Every entry must be copied word for word.

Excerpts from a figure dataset
· · ·

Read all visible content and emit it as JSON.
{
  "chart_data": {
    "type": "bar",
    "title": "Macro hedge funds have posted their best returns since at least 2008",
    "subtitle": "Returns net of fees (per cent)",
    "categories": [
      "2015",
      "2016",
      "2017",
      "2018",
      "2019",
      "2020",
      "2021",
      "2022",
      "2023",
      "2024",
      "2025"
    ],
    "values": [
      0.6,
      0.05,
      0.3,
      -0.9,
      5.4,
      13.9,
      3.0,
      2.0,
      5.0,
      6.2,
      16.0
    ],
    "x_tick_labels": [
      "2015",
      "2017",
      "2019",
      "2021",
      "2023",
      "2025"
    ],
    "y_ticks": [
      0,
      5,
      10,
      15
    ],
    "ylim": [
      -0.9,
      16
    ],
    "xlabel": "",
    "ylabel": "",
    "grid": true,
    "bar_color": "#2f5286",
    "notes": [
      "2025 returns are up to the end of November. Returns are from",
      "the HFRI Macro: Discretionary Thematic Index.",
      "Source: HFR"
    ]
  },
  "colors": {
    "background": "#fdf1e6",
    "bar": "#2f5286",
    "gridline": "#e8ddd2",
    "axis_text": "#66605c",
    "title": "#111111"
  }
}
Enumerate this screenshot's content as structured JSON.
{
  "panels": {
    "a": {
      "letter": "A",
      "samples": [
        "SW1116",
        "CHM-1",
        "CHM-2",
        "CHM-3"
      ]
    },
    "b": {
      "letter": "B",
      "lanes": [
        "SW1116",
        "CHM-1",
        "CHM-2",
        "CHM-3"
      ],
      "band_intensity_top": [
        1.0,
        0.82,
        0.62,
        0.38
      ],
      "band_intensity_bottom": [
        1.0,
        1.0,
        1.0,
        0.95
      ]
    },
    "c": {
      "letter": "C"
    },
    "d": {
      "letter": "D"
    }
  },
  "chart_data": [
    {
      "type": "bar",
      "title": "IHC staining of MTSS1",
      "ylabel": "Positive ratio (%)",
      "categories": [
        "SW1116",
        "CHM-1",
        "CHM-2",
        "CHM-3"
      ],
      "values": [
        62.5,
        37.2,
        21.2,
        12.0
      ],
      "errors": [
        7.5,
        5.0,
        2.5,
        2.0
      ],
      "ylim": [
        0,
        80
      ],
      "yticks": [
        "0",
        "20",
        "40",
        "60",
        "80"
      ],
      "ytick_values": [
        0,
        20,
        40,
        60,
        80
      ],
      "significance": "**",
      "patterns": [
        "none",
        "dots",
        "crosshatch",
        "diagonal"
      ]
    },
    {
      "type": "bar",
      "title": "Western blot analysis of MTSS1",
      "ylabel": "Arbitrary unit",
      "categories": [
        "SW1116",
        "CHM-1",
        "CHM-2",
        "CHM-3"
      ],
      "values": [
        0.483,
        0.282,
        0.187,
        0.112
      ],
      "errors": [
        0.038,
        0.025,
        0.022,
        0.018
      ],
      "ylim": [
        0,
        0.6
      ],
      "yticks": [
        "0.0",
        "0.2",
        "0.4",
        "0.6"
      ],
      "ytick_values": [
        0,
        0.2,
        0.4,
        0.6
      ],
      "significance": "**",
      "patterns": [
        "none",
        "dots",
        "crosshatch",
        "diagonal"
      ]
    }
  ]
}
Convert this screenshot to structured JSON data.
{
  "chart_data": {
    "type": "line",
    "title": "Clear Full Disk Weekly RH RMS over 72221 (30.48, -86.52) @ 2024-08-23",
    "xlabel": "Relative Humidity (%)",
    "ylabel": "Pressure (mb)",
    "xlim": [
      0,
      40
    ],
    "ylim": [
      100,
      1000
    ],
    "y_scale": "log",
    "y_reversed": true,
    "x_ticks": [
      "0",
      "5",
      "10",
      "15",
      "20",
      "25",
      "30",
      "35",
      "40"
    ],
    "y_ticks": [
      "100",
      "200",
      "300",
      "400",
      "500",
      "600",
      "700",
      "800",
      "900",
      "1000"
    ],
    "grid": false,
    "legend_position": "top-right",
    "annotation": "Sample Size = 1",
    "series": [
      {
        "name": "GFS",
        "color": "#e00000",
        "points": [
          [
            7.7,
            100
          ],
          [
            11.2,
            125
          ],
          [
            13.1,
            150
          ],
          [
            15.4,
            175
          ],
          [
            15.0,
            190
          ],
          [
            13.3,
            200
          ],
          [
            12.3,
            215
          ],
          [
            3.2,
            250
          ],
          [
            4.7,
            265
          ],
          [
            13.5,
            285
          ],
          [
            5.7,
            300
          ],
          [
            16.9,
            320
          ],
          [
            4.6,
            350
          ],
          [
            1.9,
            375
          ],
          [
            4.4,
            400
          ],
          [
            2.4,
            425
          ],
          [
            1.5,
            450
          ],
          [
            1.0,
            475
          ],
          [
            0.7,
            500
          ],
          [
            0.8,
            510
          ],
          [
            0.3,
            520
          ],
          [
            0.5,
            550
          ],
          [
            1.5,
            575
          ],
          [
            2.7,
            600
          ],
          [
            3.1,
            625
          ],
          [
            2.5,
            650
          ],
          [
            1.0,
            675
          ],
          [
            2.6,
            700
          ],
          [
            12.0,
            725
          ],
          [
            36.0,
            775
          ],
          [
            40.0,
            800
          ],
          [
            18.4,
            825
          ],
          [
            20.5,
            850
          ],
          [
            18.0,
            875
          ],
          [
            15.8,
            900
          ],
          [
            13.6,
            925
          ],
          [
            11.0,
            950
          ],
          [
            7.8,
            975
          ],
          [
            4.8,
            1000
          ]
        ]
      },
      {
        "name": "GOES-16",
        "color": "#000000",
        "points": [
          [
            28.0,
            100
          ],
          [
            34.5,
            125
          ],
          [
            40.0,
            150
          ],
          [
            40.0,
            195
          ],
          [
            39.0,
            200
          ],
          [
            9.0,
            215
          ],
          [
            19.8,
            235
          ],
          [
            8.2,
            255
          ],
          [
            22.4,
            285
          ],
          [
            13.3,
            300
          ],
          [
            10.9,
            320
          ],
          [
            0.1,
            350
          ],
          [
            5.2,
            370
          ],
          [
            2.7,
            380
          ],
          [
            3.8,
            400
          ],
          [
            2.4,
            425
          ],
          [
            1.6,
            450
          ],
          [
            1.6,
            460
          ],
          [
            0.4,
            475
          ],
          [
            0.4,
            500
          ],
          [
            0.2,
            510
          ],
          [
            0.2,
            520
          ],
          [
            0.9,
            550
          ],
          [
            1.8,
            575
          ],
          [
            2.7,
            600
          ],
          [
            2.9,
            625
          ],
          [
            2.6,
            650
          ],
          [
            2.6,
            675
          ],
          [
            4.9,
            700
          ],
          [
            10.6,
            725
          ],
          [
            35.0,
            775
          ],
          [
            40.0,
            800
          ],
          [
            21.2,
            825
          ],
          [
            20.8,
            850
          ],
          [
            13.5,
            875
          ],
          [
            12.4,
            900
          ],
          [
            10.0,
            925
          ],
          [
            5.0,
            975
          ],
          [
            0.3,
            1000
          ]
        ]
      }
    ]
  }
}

· · ·

- **Result**:
Read all visible content and emit it as JSON.
{
  "chart_data": {
    "type": "bar",
    "title": "Macro hedge funds have posted their best returns since at least 2008",
    "subtitle": "Returns net of fees (per cent)",
    "categories": [
      "2015",
      "2016",
      "2017",
      "2018",
      "2019",
      "2020",
      "2021",
      "2022",
      "2023",
      "2024",
      "2025"
    ],
    "values": [
      0.6,
      0.05,
      0.3,
      -0.9,
      5.4,
      13.9,
      3.0,
      2.0,
      5.0,
      6.2,
      16.0
    ],
    "x_tick_labels": [
      "2015",
      "2017",
      "2019",
      "2021",
      "2023",
      "2025"
    ],
    "y_ticks": [
      0,
      5,
      10,
      15
    ],
    "ylim": [
      -0.9,
      16
    ],
    "xlabel": "",
    "ylabel": "",
    "grid": true,
    "bar_color": "#2f5286",
    "notes": [
      "2025 returns are up to the end of November. Returns are from",
      "the HFRI Macro: Discretionary Thematic Index.",
      "Source: HFR"
    ]
  },
  "colors": {
    "background": "#fdf1e6",
    "bar": "#2f5286",
    "gridline": "#e8ddd2",
    "axis_text": "#66605c",
    "title": "#111111"
  }
}
Enumerate this screenshot's content as structured JSON.
{
  "panels": {
    "a": {
      "letter": "A",
      "samples": [
        "SW1116",
        "CHM-1",
        "CHM-2",
        "CHM-3"
      ]
    },
    "b": {
      "letter": "B",
      "lanes": [
        "SW1116",
        "CHM-1",
        "CHM-2",
        "CHM-3"
      ],
      "band_intensity_top": [
        1.0,
        0.82,
        0.62,
        0.38
      ],
      "band_intensity_bottom": [
        1.0,
        1.0,
        1.0,
        0.95
      ]
    },
    "c": {
      "letter": "C"
    },
    "d": {
      "letter": "D"
    }
  },
  "chart_data": [
    {
      "type": "bar",
      "title": "IHC staining of MTSS1",
      "ylabel": "Positive ratio (%)",
      "categories": [
        "SW1116",
        "CHM-1",
        "CHM-2",
        "CHM-3"
      ],
      "values": [
        62.5,
        37.2,
        21.2,
        12.0
      ],
      "errors": [
        7.5,
        5.0,
        2.5,
        2.0
      ],
      "ylim": [
        0,
        80
      ],
      "yticks": [
        "0",
        "20",
        "40",
        "60",
        "80"
      ],
      "ytick_values": [
        0,
        20,
        40,
        60,
        80
      ],
      "significance": "**",
      "patterns": [
        "none",
        "dots",
        "crosshatch",
        "diagonal"
      ]
    },
    {
      "type": "bar",
      "title": "Western blot analysis of MTSS1",
      "ylabel": "Arbitrary unit",
      "categories": [
        "SW1116",
        "CHM-1",
        "CHM-2",
        "CHM-3"
      ],
      "values": [
        0.483,
        0.282,
        0.187,
        0.112
      ],
      "errors": [
        0.038,
        0.025,
        0.022,
        0.018
      ],
      "ylim": [
        0,
        0.6
      ],
      "yticks": [
        "0.0",
        "0.2",
        "0.4",
        "0.6"
      ],
      "ytick_values": [
        0,
        0.2,
        0.4,
        0.6
      ],
      "significance": "**",
      "patterns": [
        "none",
        "dots",
        "crosshatch",
        "diagonal"
      ]
    }
  ]
}
Convert this screenshot to structured JSON data.
{
  "chart_data": {
    "type": "line",
    "title": "Clear Full Disk Weekly RH RMS over 72221 (30.48, -86.52) @ 2024-08-23",
    "xlabel": "Relative Humidity (%)",
    "ylabel": "Pressure (mb)",
    "xlim": [
      0,
      40
    ],
    "ylim": [
      100,
      1000
    ],
    "y_scale": "log",
    "y_reversed": true,
    "x_ticks": [
      "0",
      "5",
      "10",
      "15",
      "20",
      "25",
      "30",
      "35",
      "40"
    ],
    "y_ticks": [
      "100",
      "200",
      "300",
      "400",
      "500",
      "600",
      "700",
      "800",
      "900",
      "1000"
    ],
    "grid": false,
    "legend_position": "top-right",
    "annotation": "Sample Size = 1",
    "series": [
      {
        "name": "GFS",
        "color": "#e00000",
        "points": [
          [
            7.7,
            100
          ],
          [
            11.2,
            125
          ],
          [
            13.1,
            150
          ],
          [
            15.4,
            175
          ],
          [
            15.0,
            190
          ],
          [
            13.3,
            200
          ],
          [
            12.3,
            215
          ],
          [
            3.2,
            250
          ],
          [
            4.7,
            265
          ],
          [
            13.5,
            285
          ],
          [
            5.7,
            300
          ],
          [
            16.9,
            320
          ],
          [
            4.6,
            350
          ],
          [
            1.9,
            375
          ],
          [
            4.4,
            400
          ],
          [
            2.4,
            425
          ],
          [
            1.5,
            450
          ],
          [
            1.0,
            475
          ],
          [
            0.7,
            500
          ],
          [
            0.8,
            510
          ],
          [
            0.3,
            520
          ],
          [
            0.5,
            550
          ],
          [
            1.5,
            575
          ],
          [
            2.7,
            600
          ],
          [
            3.1,
            625
          ],
          [
            2.5,
            650
          ],
          [
            1.0,
            675
          ],
          [
            2.6,
            700
          ],
          [
            12.0,
            725
          ],
          [
            36.0,
            775
          ],
          [
            40.0,
            800
          ],
          [
            18.4,
            825
          ],
          [
            20.5,
            850
          ],
          [
            18.0,
            875
          ],
          [
            15.8,
            900
          ],
          [
            13.6,
            925
          ],
          [
            11.0,
            950
          ],
          [
            7.8,
            975
          ],
          [
            4.8,
            1000
          ]
        ]
      },
      {
        "name": "GOES-16",
        "color": "#000000",
        "points": [
          [
            28.0,
            100
          ],
          [
            34.5,
            125
          ],
          [
            40.0,
            150
          ],
          [
            40.0,
            195
          ],
          [
            39.0,
            200
          ],
          [
            9.0,
            215
          ],
          [
            19.8,
            235
          ],
          [
            8.2,
            255
          ],
          [
            22.4,
            285
          ],
          [
            13.3,
            300
          ],
          [
            10.9,
            320
          ],
          [
            0.1,
            350
          ],
          [
            5.2,
            370
          ],
          [
            2.7,
            380
          ],
          [
            3.8,
            400
          ],
          [
            2.4,
            425
          ],
          [
            1.6,
            450
          ],
          [
            1.6,
            460
          ],
          [
            0.4,
            475
          ],
          [
            0.4,
            500
          ],
          [
            0.2,
            510
          ],
          [
            0.2,
            520
          ],
          [
            0.9,
            550
          ],
          [
            1.8,
            575
          ],
          [
            2.7,
            600
          ],
          [
            2.9,
            625
          ],
          [
            2.6,
            650
          ],
          [
            2.6,
            675
          ],
          [
            4.9,
            700
          ],
          [
            10.6,
            725
          ],
          [
            35.0,
            775
          ],
          [
            40.0,
            800
          ],
          [
            21.2,
            825
          ],
          [
            20.8,
            850
          ],
          [
            13.5,
            875
          ],
          [
            12.4,
            900
          ],
          [
            10.0,
            925
          ],
          [
            5.0,
            975
          ],
          [
            0.3,
            1000
          ]
        ]
      }
    ]
  }
}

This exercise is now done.